TASK TO COMPLETE: Omit the pictures, then reproduce every remaining record exactly.
[START SUPPLIED RECORDS]
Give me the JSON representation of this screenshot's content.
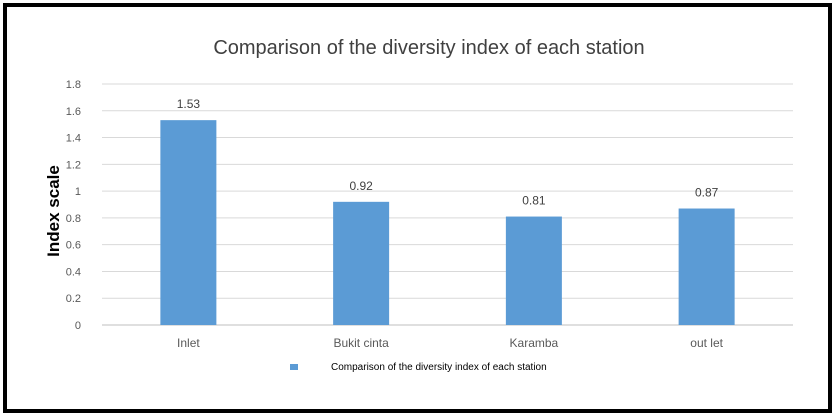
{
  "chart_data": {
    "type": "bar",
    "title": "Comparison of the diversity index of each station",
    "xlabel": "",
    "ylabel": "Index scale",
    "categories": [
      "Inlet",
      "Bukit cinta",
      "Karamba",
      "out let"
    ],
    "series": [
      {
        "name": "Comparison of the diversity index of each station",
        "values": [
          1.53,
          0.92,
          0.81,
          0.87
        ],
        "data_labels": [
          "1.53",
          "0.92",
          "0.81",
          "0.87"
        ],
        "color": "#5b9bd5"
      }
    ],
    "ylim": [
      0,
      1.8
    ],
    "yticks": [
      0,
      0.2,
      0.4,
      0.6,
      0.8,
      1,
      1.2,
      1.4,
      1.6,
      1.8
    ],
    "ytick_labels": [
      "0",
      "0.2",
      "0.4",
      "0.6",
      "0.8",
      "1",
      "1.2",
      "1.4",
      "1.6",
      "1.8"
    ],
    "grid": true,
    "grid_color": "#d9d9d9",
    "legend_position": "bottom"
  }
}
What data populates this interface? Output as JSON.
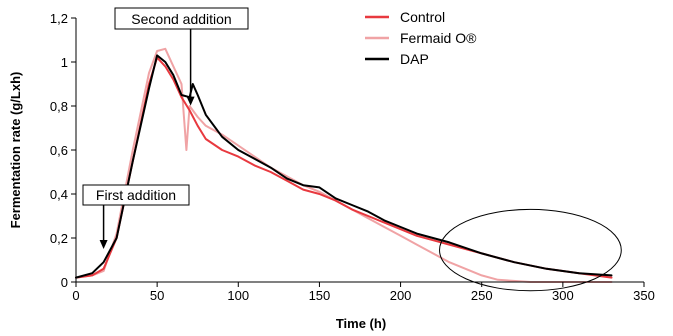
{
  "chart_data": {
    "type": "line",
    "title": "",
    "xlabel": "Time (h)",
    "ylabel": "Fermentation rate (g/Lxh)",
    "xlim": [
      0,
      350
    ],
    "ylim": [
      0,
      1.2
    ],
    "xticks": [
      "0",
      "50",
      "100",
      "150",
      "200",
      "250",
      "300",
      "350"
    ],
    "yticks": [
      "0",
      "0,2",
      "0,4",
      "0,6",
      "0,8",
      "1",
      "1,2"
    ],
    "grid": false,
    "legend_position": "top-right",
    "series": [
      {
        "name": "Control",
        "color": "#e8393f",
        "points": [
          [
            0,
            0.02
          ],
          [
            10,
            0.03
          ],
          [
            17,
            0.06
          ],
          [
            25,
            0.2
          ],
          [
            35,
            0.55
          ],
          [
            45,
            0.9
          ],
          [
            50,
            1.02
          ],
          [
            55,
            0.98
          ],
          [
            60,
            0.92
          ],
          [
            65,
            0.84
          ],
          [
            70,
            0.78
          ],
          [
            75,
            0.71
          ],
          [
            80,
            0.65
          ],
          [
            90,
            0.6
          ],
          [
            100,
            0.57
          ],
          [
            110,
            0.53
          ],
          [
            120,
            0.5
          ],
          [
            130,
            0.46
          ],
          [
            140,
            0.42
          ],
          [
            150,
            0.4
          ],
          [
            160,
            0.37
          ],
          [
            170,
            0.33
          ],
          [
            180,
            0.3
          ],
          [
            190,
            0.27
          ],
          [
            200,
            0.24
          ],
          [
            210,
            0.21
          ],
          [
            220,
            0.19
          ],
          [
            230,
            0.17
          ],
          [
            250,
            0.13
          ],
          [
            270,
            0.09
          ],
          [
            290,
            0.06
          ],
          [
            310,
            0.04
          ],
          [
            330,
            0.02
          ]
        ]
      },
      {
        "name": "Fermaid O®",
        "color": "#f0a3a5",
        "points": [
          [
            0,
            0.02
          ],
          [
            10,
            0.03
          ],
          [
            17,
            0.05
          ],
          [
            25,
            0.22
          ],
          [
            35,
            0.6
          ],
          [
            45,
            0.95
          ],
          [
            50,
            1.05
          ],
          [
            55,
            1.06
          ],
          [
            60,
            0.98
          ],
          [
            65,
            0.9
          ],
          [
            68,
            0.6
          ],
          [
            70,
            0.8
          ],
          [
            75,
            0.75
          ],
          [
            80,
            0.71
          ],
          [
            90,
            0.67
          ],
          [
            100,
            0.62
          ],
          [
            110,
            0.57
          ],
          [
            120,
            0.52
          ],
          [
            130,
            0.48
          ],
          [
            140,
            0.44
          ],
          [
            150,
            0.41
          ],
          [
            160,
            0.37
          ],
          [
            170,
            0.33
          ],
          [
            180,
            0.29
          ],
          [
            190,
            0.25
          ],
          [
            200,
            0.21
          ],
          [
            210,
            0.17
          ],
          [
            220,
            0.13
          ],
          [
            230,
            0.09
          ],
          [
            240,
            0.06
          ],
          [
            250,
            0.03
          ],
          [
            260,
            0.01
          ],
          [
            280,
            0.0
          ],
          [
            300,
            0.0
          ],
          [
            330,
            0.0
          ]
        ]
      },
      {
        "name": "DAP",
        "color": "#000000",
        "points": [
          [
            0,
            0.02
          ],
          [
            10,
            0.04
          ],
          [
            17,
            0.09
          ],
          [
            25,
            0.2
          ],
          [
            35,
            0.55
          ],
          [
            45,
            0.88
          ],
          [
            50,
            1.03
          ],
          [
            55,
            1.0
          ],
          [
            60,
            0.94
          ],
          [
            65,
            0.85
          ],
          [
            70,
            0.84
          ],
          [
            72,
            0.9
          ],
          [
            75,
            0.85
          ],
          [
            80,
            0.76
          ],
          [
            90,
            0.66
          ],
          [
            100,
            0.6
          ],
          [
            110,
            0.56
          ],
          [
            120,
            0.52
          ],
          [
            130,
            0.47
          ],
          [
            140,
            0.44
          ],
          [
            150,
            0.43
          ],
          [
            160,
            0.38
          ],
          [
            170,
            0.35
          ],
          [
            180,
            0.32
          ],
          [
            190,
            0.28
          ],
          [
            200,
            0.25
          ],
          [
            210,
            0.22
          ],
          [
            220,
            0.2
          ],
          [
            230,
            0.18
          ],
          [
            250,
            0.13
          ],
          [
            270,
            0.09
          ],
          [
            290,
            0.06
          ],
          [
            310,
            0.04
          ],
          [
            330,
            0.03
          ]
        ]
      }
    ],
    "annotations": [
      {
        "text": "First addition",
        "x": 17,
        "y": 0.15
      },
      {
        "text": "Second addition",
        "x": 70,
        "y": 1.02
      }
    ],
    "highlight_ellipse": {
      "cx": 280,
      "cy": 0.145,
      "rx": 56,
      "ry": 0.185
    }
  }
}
[END SUPPLIED RECORDS]
ANSWER TO THIS EXERCISE:
Give me the JSON representation of this screenshot's content.
{
  "chart_data": {
    "type": "bar",
    "title": "Comparison of the diversity index of each station",
    "xlabel": "",
    "ylabel": "Index scale",
    "categories": [
      "Inlet",
      "Bukit cinta",
      "Karamba",
      "out let"
    ],
    "series": [
      {
        "name": "Comparison of the diversity index of each station",
        "values": [
          1.53,
          0.92,
          0.81,
          0.87
        ],
        "data_labels": [
          "1.53",
          "0.92",
          "0.81",
          "0.87"
        ],
        "color": "#5b9bd5"
      }
    ],
    "ylim": [
      0,
      1.8
    ],
    "yticks": [
      0,
      0.2,
      0.4,
      0.6,
      0.8,
      1,
      1.2,
      1.4,
      1.6,
      1.8
    ],
    "ytick_labels": [
      "0",
      "0.2",
      "0.4",
      "0.6",
      "0.8",
      "1",
      "1.2",
      "1.4",
      "1.6",
      "1.8"
    ],
    "grid": true,
    "grid_color": "#d9d9d9",
    "legend_position": "bottom"
  }
}
What data populates this interface? Output as JSON.
{
  "chart_data": {
    "type": "line",
    "title": "",
    "xlabel": "Time (h)",
    "ylabel": "Fermentation rate (g/Lxh)",
    "xlim": [
      0,
      350
    ],
    "ylim": [
      0,
      1.2
    ],
    "xticks": [
      "0",
      "50",
      "100",
      "150",
      "200",
      "250",
      "300",
      "350"
    ],
    "yticks": [
      "0",
      "0,2",
      "0,4",
      "0,6",
      "0,8",
      "1",
      "1,2"
    ],
    "grid": false,
    "legend_position": "top-right",
    "series": [
      {
        "name": "Control",
        "color": "#e8393f",
        "points": [
          [
            0,
            0.02
          ],
          [
            10,
            0.03
          ],
          [
            17,
            0.06
          ],
          [
            25,
            0.2
          ],
          [
            35,
            0.55
          ],
          [
            45,
            0.9
          ],
          [
            50,
            1.02
          ],
          [
            55,
            0.98
          ],
          [
            60,
            0.92
          ],
          [
            65,
            0.84
          ],
          [
            70,
            0.78
          ],
          [
            75,
            0.71
          ],
          [
            80,
            0.65
          ],
          [
            90,
            0.6
          ],
          [
            100,
            0.57
          ],
          [
            110,
            0.53
          ],
          [
            120,
            0.5
          ],
          [
            130,
            0.46
          ],
          [
            140,
            0.42
          ],
          [
            150,
            0.4
          ],
          [
            160,
            0.37
          ],
          [
            170,
            0.33
          ],
          [
            180,
            0.3
          ],
          [
            190,
            0.27
          ],
          [
            200,
            0.24
          ],
          [
            210,
            0.21
          ],
          [
            220,
            0.19
          ],
          [
            230,
            0.17
          ],
          [
            250,
            0.13
          ],
          [
            270,
            0.09
          ],
          [
            290,
            0.06
          ],
          [
            310,
            0.04
          ],
          [
            330,
            0.02
          ]
        ]
      },
      {
        "name": "Fermaid O®",
        "color": "#f0a3a5",
        "points": [
          [
            0,
            0.02
          ],
          [
            10,
            0.03
          ],
          [
            17,
            0.05
          ],
          [
            25,
            0.22
          ],
          [
            35,
            0.6
          ],
          [
            45,
            0.95
          ],
          [
            50,
            1.05
          ],
          [
            55,
            1.06
          ],
          [
            60,
            0.98
          ],
          [
            65,
            0.9
          ],
          [
            68,
            0.6
          ],
          [
            70,
            0.8
          ],
          [
            75,
            0.75
          ],
          [
            80,
            0.71
          ],
          [
            90,
            0.67
          ],
          [
            100,
            0.62
          ],
          [
            110,
            0.57
          ],
          [
            120,
            0.52
          ],
          [
            130,
            0.48
          ],
          [
            140,
            0.44
          ],
          [
            150,
            0.41
          ],
          [
            160,
            0.37
          ],
          [
            170,
            0.33
          ],
          [
            180,
            0.29
          ],
          [
            190,
            0.25
          ],
          [
            200,
            0.21
          ],
          [
            210,
            0.17
          ],
          [
            220,
            0.13
          ],
          [
            230,
            0.09
          ],
          [
            240,
            0.06
          ],
          [
            250,
            0.03
          ],
          [
            260,
            0.01
          ],
          [
            280,
            0.0
          ],
          [
            300,
            0.0
          ],
          [
            330,
            0.0
          ]
        ]
      },
      {
        "name": "DAP",
        "color": "#000000",
        "points": [
          [
            0,
            0.02
          ],
          [
            10,
            0.04
          ],
          [
            17,
            0.09
          ],
          [
            25,
            0.2
          ],
          [
            35,
            0.55
          ],
          [
            45,
            0.88
          ],
          [
            50,
            1.03
          ],
          [
            55,
            1.0
          ],
          [
            60,
            0.94
          ],
          [
            65,
            0.85
          ],
          [
            70,
            0.84
          ],
          [
            72,
            0.9
          ],
          [
            75,
            0.85
          ],
          [
            80,
            0.76
          ],
          [
            90,
            0.66
          ],
          [
            100,
            0.6
          ],
          [
            110,
            0.56
          ],
          [
            120,
            0.52
          ],
          [
            130,
            0.47
          ],
          [
            140,
            0.44
          ],
          [
            150,
            0.43
          ],
          [
            160,
            0.38
          ],
          [
            170,
            0.35
          ],
          [
            180,
            0.32
          ],
          [
            190,
            0.28
          ],
          [
            200,
            0.25
          ],
          [
            210,
            0.22
          ],
          [
            220,
            0.2
          ],
          [
            230,
            0.18
          ],
          [
            250,
            0.13
          ],
          [
            270,
            0.09
          ],
          [
            290,
            0.06
          ],
          [
            310,
            0.04
          ],
          [
            330,
            0.03
          ]
        ]
      }
    ],
    "annotations": [
      {
        "text": "First addition",
        "x": 17,
        "y": 0.15
      },
      {
        "text": "Second addition",
        "x": 70,
        "y": 1.02
      }
    ],
    "highlight_ellipse": {
      "cx": 280,
      "cy": 0.145,
      "rx": 56,
      "ry": 0.185
    }
  }
}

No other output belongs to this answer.